_EXCERPTED RECORDS_:
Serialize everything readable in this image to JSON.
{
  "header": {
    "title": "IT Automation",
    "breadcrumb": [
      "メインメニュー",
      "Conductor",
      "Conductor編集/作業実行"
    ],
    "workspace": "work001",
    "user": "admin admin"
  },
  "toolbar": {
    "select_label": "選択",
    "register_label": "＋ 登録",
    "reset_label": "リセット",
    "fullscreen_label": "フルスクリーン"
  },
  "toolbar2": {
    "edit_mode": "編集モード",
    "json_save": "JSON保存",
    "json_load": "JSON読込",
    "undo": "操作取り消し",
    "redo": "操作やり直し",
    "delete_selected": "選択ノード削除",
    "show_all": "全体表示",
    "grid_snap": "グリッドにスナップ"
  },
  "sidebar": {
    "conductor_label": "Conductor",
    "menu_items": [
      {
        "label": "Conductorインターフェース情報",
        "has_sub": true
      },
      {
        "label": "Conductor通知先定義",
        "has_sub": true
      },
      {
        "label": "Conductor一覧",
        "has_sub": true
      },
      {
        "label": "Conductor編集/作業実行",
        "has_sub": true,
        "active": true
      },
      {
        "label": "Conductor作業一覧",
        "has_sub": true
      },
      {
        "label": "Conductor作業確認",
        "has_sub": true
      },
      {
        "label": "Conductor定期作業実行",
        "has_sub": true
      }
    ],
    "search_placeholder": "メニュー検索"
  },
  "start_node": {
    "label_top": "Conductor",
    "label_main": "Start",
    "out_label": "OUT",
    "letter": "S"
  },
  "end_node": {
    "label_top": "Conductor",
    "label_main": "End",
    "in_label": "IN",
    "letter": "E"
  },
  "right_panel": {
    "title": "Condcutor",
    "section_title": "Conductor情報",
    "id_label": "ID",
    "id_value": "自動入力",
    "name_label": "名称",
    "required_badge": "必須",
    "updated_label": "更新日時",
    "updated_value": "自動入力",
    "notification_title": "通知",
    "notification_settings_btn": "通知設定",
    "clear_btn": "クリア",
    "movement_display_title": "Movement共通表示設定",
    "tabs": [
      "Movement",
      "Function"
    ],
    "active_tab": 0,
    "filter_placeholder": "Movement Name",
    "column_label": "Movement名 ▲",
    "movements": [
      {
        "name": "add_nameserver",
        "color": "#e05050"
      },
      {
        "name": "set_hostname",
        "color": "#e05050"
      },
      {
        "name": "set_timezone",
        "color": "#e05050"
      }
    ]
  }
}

_PROBLEM TO SOLVE_:
Please reproduce each line exactly as written.

_EXPECTED OUTPUT_:
Serialize everything readable in this image to JSON.
{
  "header": {
    "title": "IT Automation",
    "breadcrumb": [
      "メインメニュー",
      "Conductor",
      "Conductor編集/作業実行"
    ],
    "workspace": "work001",
    "user": "admin admin"
  },
  "toolbar": {
    "select_label": "選択",
    "register_label": "＋ 登録",
    "reset_label": "リセット",
    "fullscreen_label": "フルスクリーン"
  },
  "toolbar2": {
    "edit_mode": "編集モード",
    "json_save": "JSON保存",
    "json_load": "JSON読込",
    "undo": "操作取り消し",
    "redo": "操作やり直し",
    "delete_selected": "選択ノード削除",
    "show_all": "全体表示",
    "grid_snap": "グリッドにスナップ"
  },
  "sidebar": {
    "conductor_label": "Conductor",
    "menu_items": [
      {
        "label": "Conductorインターフェース情報",
        "has_sub": true
      },
      {
        "label": "Conductor通知先定義",
        "has_sub": true
      },
      {
        "label": "Conductor一覧",
        "has_sub": true
      },
      {
        "label": "Conductor編集/作業実行",
        "has_sub": true,
        "active": true
      },
      {
        "label": "Conductor作業一覧",
        "has_sub": true
      },
      {
        "label": "Conductor作業確認",
        "has_sub": true
      },
      {
        "label": "Conductor定期作業実行",
        "has_sub": true
      }
    ],
    "search_placeholder": "メニュー検索"
  },
  "start_node": {
    "label_top": "Conductor",
    "label_main": "Start",
    "out_label": "OUT",
    "letter": "S"
  },
  "end_node": {
    "label_top": "Conductor",
    "label_main": "End",
    "in_label": "IN",
    "letter": "E"
  },
  "right_panel": {
    "title": "Condcutor",
    "section_title": "Conductor情報",
    "id_label": "ID",
    "id_value": "自動入力",
    "name_label": "名称",
    "required_badge": "必須",
    "updated_label": "更新日時",
    "updated_value": "自動入力",
    "notification_title": "通知",
    "notification_settings_btn": "通知設定",
    "clear_btn": "クリア",
    "movement_display_title": "Movement共通表示設定",
    "tabs": [
      "Movement",
      "Function"
    ],
    "active_tab": 0,
    "filter_placeholder": "Movement Name",
    "column_label": "Movement名 ▲",
    "movements": [
      {
        "name": "add_nameserver",
        "color": "#e05050"
      },
      {
        "name": "set_hostname",
        "color": "#e05050"
      },
      {
        "name": "set_timezone",
        "color": "#e05050"
      }
    ]
  }
}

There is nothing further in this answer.